▶ [WHAT IS ASKED] Word for word, restate every line of the listing that follows.

— BEGIN TASK INPUTS —

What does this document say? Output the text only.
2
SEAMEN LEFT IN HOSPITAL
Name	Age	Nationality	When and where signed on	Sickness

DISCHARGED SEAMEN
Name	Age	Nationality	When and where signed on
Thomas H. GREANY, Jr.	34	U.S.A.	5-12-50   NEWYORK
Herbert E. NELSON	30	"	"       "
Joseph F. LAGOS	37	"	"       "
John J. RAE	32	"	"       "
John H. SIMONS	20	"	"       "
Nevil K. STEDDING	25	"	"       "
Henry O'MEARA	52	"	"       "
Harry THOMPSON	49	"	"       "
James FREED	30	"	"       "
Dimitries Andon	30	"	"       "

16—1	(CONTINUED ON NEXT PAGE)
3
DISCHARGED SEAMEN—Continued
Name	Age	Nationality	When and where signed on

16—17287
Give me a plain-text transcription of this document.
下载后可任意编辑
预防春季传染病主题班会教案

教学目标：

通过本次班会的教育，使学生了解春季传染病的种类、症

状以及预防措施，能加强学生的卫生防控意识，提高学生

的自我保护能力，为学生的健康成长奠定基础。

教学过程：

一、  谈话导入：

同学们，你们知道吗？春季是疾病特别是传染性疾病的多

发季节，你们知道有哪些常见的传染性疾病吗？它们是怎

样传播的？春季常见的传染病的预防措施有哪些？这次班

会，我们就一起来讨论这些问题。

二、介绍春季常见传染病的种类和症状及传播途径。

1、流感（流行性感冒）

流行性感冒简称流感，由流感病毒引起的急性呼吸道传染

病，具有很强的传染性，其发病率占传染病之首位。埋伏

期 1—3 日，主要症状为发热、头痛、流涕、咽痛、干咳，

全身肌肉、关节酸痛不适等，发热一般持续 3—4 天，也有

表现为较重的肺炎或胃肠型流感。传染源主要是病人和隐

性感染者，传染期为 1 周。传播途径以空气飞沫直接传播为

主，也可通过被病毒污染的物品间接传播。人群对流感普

— END TASK INPUTS —

▶ [SOLUTION TO THIS TASK]
What does this document say? Output the text only.
2
SEAMEN LEFT IN HOSPITAL
Name	Age	Nationality	When and where signed on	Sickness

DISCHARGED SEAMEN
Name	Age	Nationality	When and where signed on
Thomas H. GREANY, Jr.	34	U.S.A.	5-12-50   NEWYORK
Herbert E. NELSON	30	"	"       "
Joseph F. LAGOS	37	"	"       "
John J. RAE	32	"	"       "
John H. SIMONS	20	"	"       "
Nevil K. STEDDING	25	"	"       "
Henry O'MEARA	52	"	"       "
Harry THOMPSON	49	"	"       "
James FREED	30	"	"       "
Dimitries Andon	30	"	"       "

16—1	(CONTINUED ON NEXT PAGE)
3
DISCHARGED SEAMEN—Continued
Name	Age	Nationality	When and where signed on

16—17287
Give me a plain-text transcription of this document.
下载后可任意编辑
预防春季传染病主题班会教案

教学目标：

通过本次班会的教育，使学生了解春季传染病的种类、症

状以及预防措施，能加强学生的卫生防控意识，提高学生

的自我保护能力，为学生的健康成长奠定基础。

教学过程：

一、  谈话导入：

同学们，你们知道吗？春季是疾病特别是传染性疾病的多

发季节，你们知道有哪些常见的传染性疾病吗？它们是怎

样传播的？春季常见的传染病的预防措施有哪些？这次班

会，我们就一起来讨论这些问题。

二、介绍春季常见传染病的种类和症状及传播途径。

1、流感（流行性感冒）

流行性感冒简称流感，由流感病毒引起的急性呼吸道传染

病，具有很强的传染性，其发病率占传染病之首位。埋伏

期 1—3 日，主要症状为发热、头痛、流涕、咽痛、干咳，

全身肌肉、关节酸痛不适等，发热一般持续 3—4 天，也有

表现为较重的肺炎或胃肠型流感。传染源主要是病人和隐

性感染者，传染期为 1 周。传播途径以空气飞沫直接传播为

主，也可通过被病毒污染的物品间接传播。人群对流感普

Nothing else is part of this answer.